::: The input

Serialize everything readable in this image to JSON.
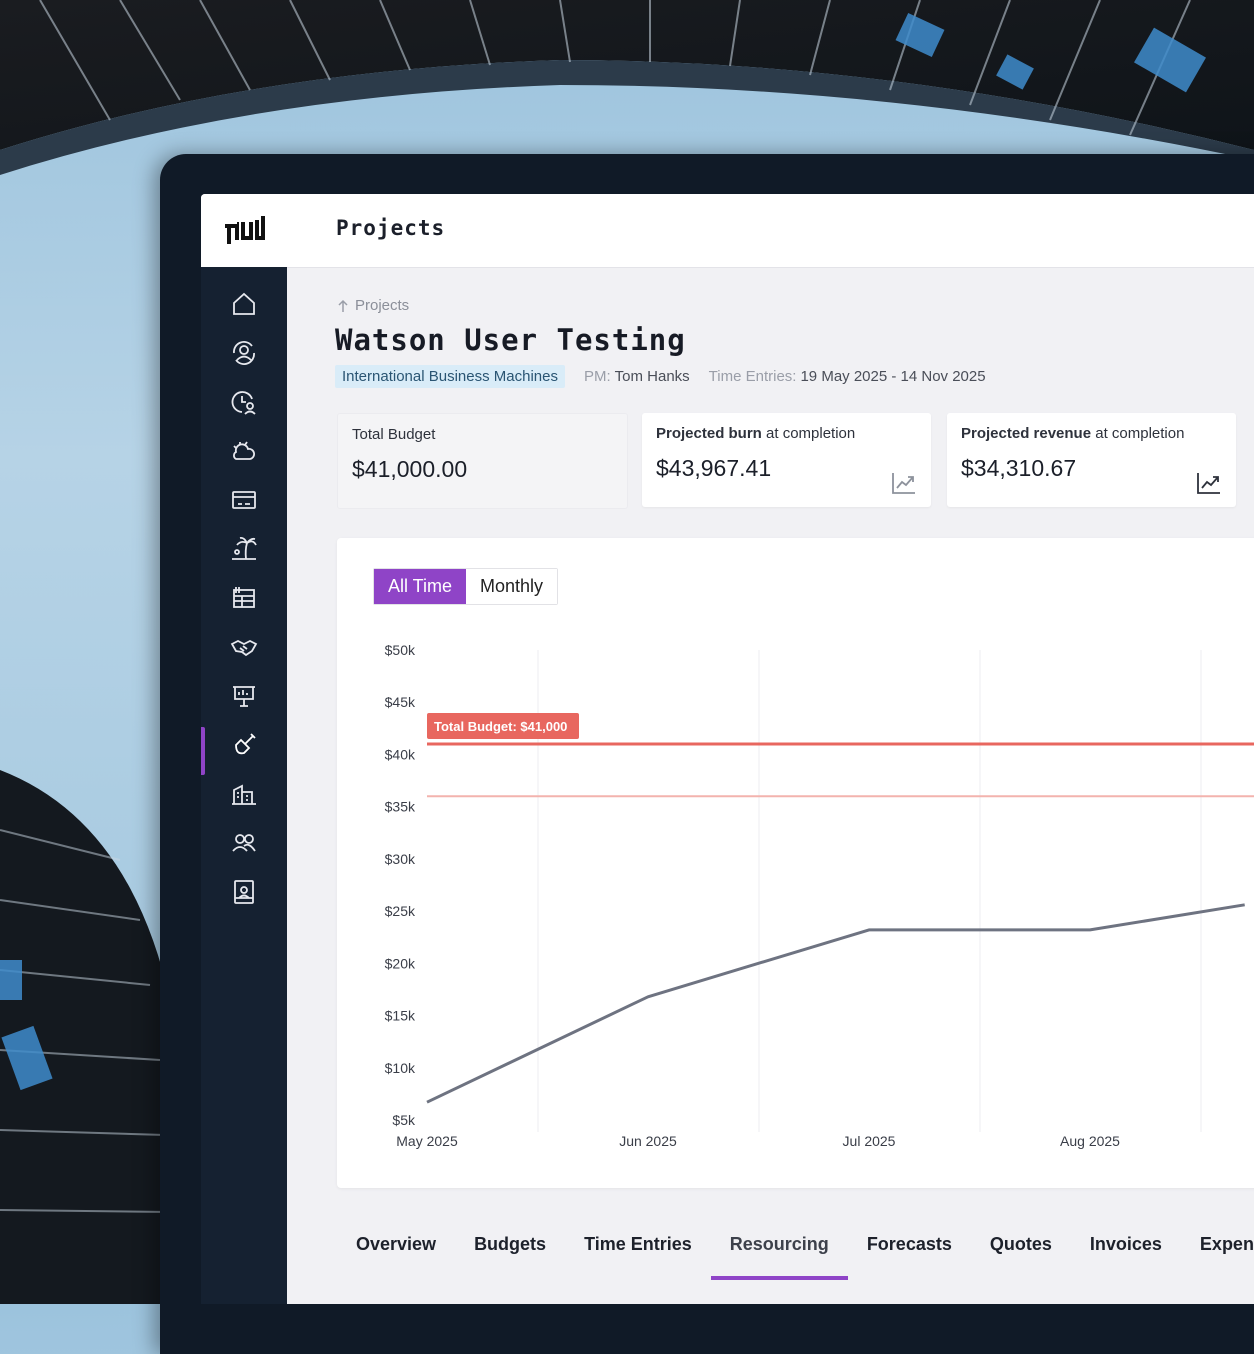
{
  "app": {
    "title": "Projects"
  },
  "sidebar": {
    "items": [
      {
        "icon": "home-icon"
      },
      {
        "icon": "clients-refresh-icon"
      },
      {
        "icon": "time-user-icon"
      },
      {
        "icon": "weather-icon"
      },
      {
        "icon": "card-icon"
      },
      {
        "icon": "holiday-palm-icon"
      },
      {
        "icon": "ledger-icon"
      },
      {
        "icon": "handshake-icon"
      },
      {
        "icon": "presentation-icon"
      },
      {
        "icon": "projects-shovel-icon",
        "active": true
      },
      {
        "icon": "building-icon"
      },
      {
        "icon": "team-icon"
      },
      {
        "icon": "contact-card-icon"
      }
    ]
  },
  "breadcrumb": {
    "label": "Projects"
  },
  "project": {
    "title": "Watson User Testing",
    "client": "International Business Machines",
    "pm_label": "PM:",
    "pm_value": "Tom Hanks",
    "time_label": "Time Entries:",
    "time_value": "19 May 2025 - 14 Nov 2025"
  },
  "cards": {
    "budget": {
      "label": "Total Budget",
      "value": "$41,000.00"
    },
    "burn": {
      "label_bold": "Projected burn",
      "label_rest": " at completion",
      "value": "$43,967.41",
      "icon": "trend-chart-icon"
    },
    "revenue": {
      "label_bold": "Projected revenue",
      "label_rest": " at completion",
      "value": "$34,310.67",
      "icon": "trend-chart-icon"
    }
  },
  "toggle": {
    "all_time": "All Time",
    "monthly": "Monthly"
  },
  "chart_data": {
    "type": "line",
    "y_ticks": [
      "$50k",
      "$45k",
      "$40k",
      "$35k",
      "$30k",
      "$25k",
      "$20k",
      "$15k",
      "$10k",
      "$5k"
    ],
    "ylim": [
      5000,
      50000
    ],
    "x_ticks": [
      "May 2025",
      "Jun 2025",
      "Jul 2025",
      "Aug 2025"
    ],
    "budget_line": {
      "label": "Total Budget: $41,000",
      "value": 41000,
      "color": "#e8675f"
    },
    "reference_line": {
      "value": 36000,
      "color": "#f3b3ae"
    },
    "series": [
      {
        "color": "#6e7381",
        "x": [
          0,
          1,
          2,
          3,
          3.7
        ],
        "values": [
          6700,
          16800,
          23200,
          23200,
          25600
        ]
      }
    ],
    "grid": true
  },
  "tabs": [
    {
      "label": "Overview"
    },
    {
      "label": "Budgets"
    },
    {
      "label": "Time Entries"
    },
    {
      "label": "Resourcing",
      "active": true
    },
    {
      "label": "Forecasts"
    },
    {
      "label": "Quotes"
    },
    {
      "label": "Invoices"
    },
    {
      "label": "Expenses"
    }
  ],
  "colors": {
    "accent": "#8f44c7",
    "sidebar": "#152131",
    "budget": "#e8675f"
  }
}
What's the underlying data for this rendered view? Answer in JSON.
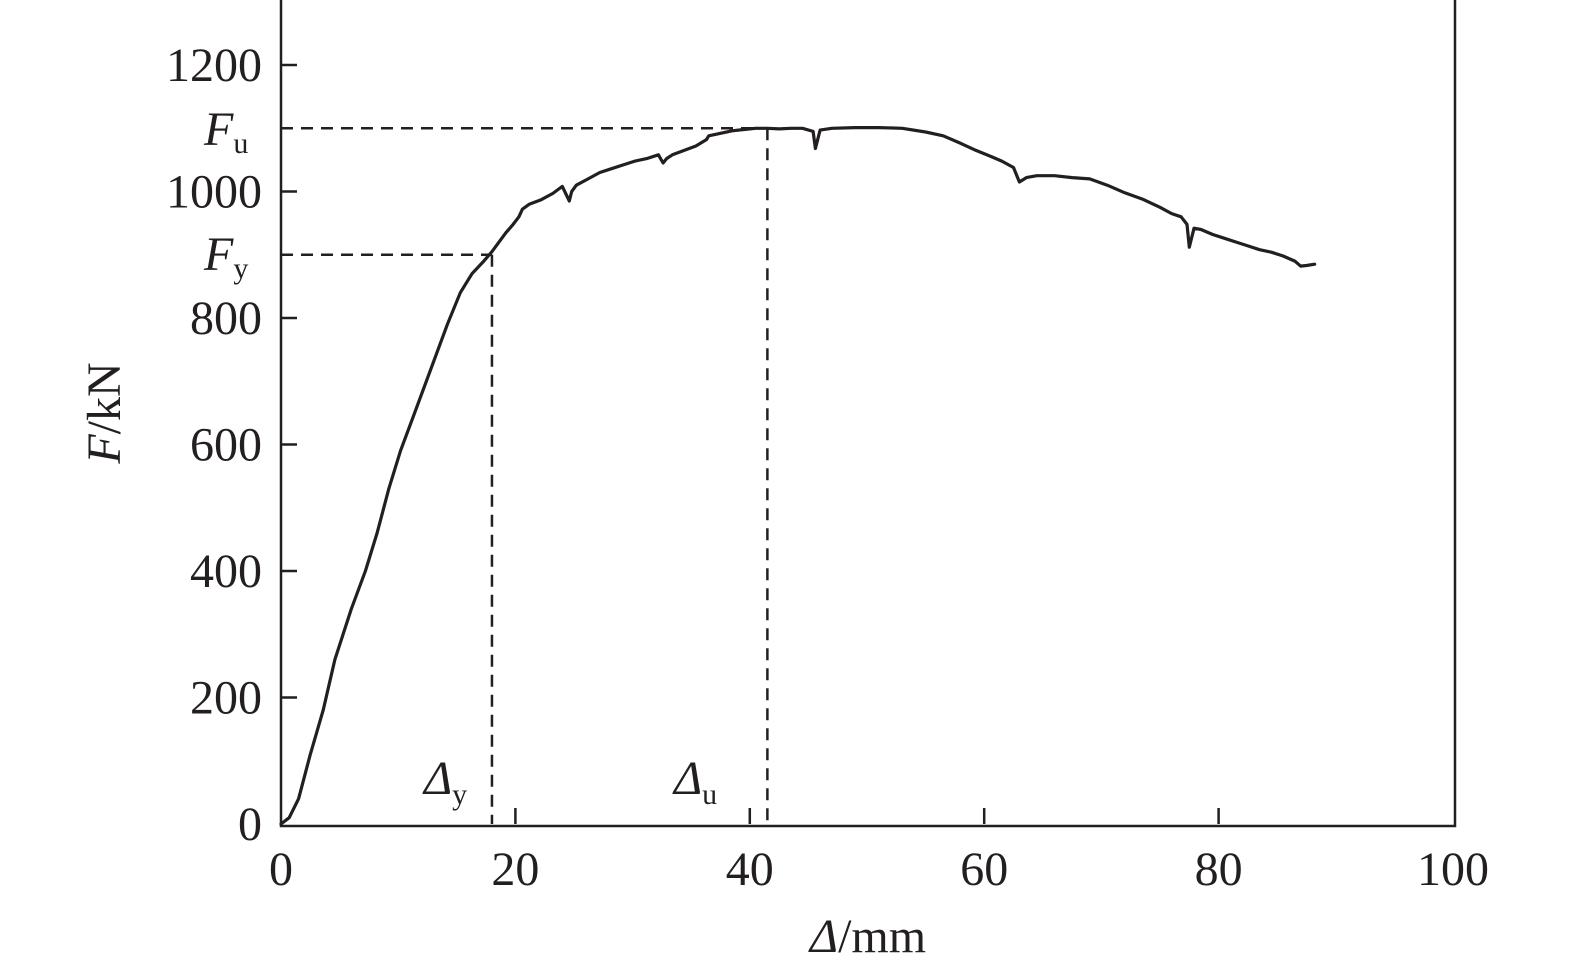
{
  "chart_data": {
    "type": "line",
    "xlabel": {
      "symbol": "Δ",
      "unit": "/mm"
    },
    "ylabel": {
      "symbol": "F",
      "unit": "/kN"
    },
    "xlim": [
      0,
      100
    ],
    "ylim": [
      0,
      1200
    ],
    "x_ticks": [
      0,
      20,
      40,
      60,
      80,
      100
    ],
    "x_tick_labels": [
      "0",
      "20",
      "40",
      "60",
      "80",
      "100"
    ],
    "y_ticks": [
      0,
      200,
      400,
      600,
      800,
      1000,
      1200
    ],
    "y_tick_labels": [
      "0",
      "200",
      "400",
      "600",
      "800",
      "1000",
      "1200"
    ],
    "grid": false,
    "legend": "none",
    "line_color": "#231f20",
    "annotations": {
      "Fu": {
        "symbol": "F",
        "subscript": "u",
        "value": 1100
      },
      "Fy": {
        "symbol": "F",
        "subscript": "y",
        "value": 900
      },
      "Du": {
        "symbol": "Δ",
        "subscript": "u",
        "value": 41.5
      },
      "Dy": {
        "symbol": "Δ",
        "subscript": "y",
        "value": 18
      }
    },
    "series": [
      {
        "x": [
          0,
          0.7,
          1.5,
          2.5,
          3.6,
          4.6,
          5.3,
          6.0,
          7.2,
          8.2,
          9.2,
          10.2,
          11.2,
          12.2,
          13.2,
          14.2,
          15.3,
          16.3,
          17.3,
          18.0,
          18.6,
          19.2,
          19.8,
          20.3,
          20.6,
          21.2,
          22.2,
          23.2,
          24.0,
          24.6,
          24.8,
          25.2,
          26.2,
          27.2,
          28.2,
          29.2,
          30.2,
          31.2,
          32.2,
          32.6,
          32.9,
          33.4,
          34.4,
          35.4,
          36.3,
          36.5,
          37.5,
          38.5,
          39.5,
          40.5,
          41.5,
          42.5,
          43.5,
          44.5,
          45.4,
          45.6,
          46.0,
          47.0,
          49.0,
          51.0,
          53.0,
          55.0,
          56.5,
          58.0,
          59.3,
          60.5,
          61.5,
          62.5,
          63.0,
          63.6,
          64.5,
          66.0,
          67.5,
          69.0,
          70.5,
          72.0,
          73.5,
          75.0,
          76.0,
          76.8,
          77.3,
          77.5,
          77.9,
          78.5,
          79.5,
          80.5,
          81.5,
          82.5,
          83.5,
          84.5,
          85.5,
          86.5,
          87.0,
          87.5,
          88.2
        ],
        "y": [
          0,
          10,
          40,
          110,
          180,
          260,
          300,
          340,
          400,
          460,
          530,
          590,
          640,
          690,
          740,
          790,
          840,
          870,
          890,
          905,
          920,
          935,
          948,
          960,
          972,
          980,
          987,
          997,
          1008,
          985,
          1000,
          1010,
          1020,
          1030,
          1036,
          1042,
          1048,
          1052,
          1058,
          1045,
          1052,
          1058,
          1065,
          1072,
          1082,
          1088,
          1092,
          1096,
          1098,
          1100,
          1100,
          1099,
          1100,
          1100,
          1095,
          1068,
          1097,
          1100,
          1101,
          1101,
          1100,
          1094,
          1088,
          1076,
          1065,
          1056,
          1048,
          1038,
          1015,
          1022,
          1025,
          1025,
          1022,
          1020,
          1010,
          998,
          988,
          975,
          965,
          960,
          948,
          912,
          942,
          940,
          932,
          926,
          920,
          914,
          908,
          904,
          898,
          890,
          882,
          883,
          885
        ]
      }
    ]
  }
}
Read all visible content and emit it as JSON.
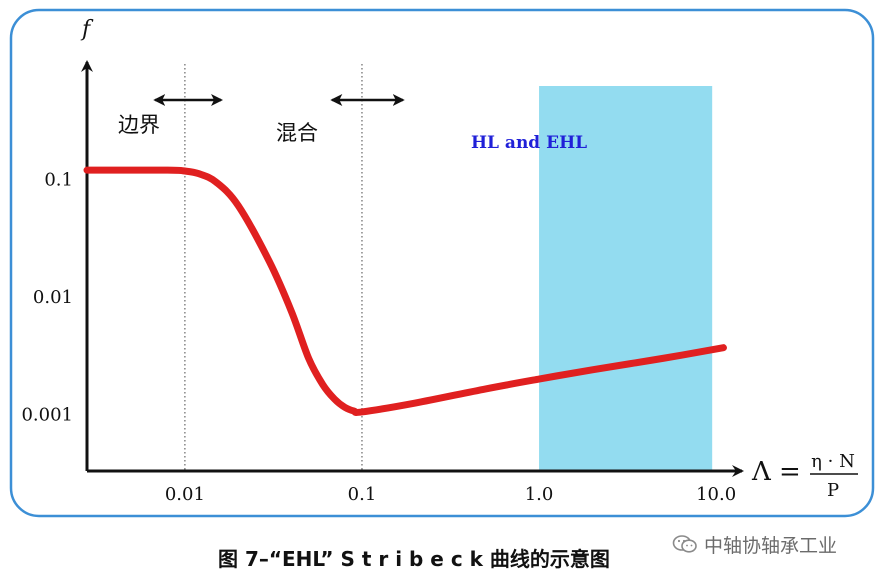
{
  "chart_data": {
    "type": "line",
    "x_scale": "log",
    "y_scale": "log",
    "xlim": [
      0.0028,
      14
    ],
    "ylim": [
      0.00033,
      1
    ],
    "y_axis_label": "f",
    "x_axis_label": "Λ =",
    "x_axis_fraction": {
      "numerator": "η · N",
      "denominator": "P"
    },
    "x_ticks": [
      {
        "value": 0.01,
        "label": "0.01"
      },
      {
        "value": 0.1,
        "label": "0.1"
      },
      {
        "value": 1.0,
        "label": "1.0"
      },
      {
        "value": 10.0,
        "label": "10.0"
      }
    ],
    "y_ticks": [
      {
        "value": 0.1,
        "label": "0.1"
      },
      {
        "value": 0.01,
        "label": "0.01"
      },
      {
        "value": 0.001,
        "label": "0.001"
      }
    ],
    "series": [
      {
        "color": "#e02020",
        "x": [
          0.0028,
          0.008,
          0.01,
          0.012,
          0.015,
          0.02,
          0.03,
          0.04,
          0.05,
          0.06,
          0.07,
          0.08,
          0.09,
          0.1,
          0.2,
          0.5,
          1.0,
          2.0,
          5.0,
          11.0
        ],
        "y": [
          0.12,
          0.12,
          0.118,
          0.112,
          0.095,
          0.06,
          0.02,
          0.0075,
          0.003,
          0.0018,
          0.00135,
          0.00115,
          0.00107,
          0.00105,
          0.00125,
          0.00165,
          0.002,
          0.0024,
          0.003,
          0.0037
        ]
      }
    ],
    "vertical_lines": [
      0.01,
      0.1
    ],
    "regions": [
      {
        "label": "边界",
        "arrow_x": [
          0.0068,
          0.016
        ]
      },
      {
        "label": "混合",
        "arrow_x": [
          0.068,
          0.17
        ]
      },
      {
        "label": "HL and EHL",
        "shade_x": [
          1.0,
          9.5
        ],
        "shade_color": "#93dcf0",
        "label_color": "#2020d8"
      }
    ],
    "frame_color": "#3c8fd6"
  },
  "caption": "图 7–“EHL” S t r i b e c k 曲线的示意图",
  "watermark": "中轴协轴承工业"
}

::::::

Pull every line containing the word "Entries" out of the material and copy it.

→ **Solution**:
    "time_label": "Time Entries:",
      "label": "Time Entries"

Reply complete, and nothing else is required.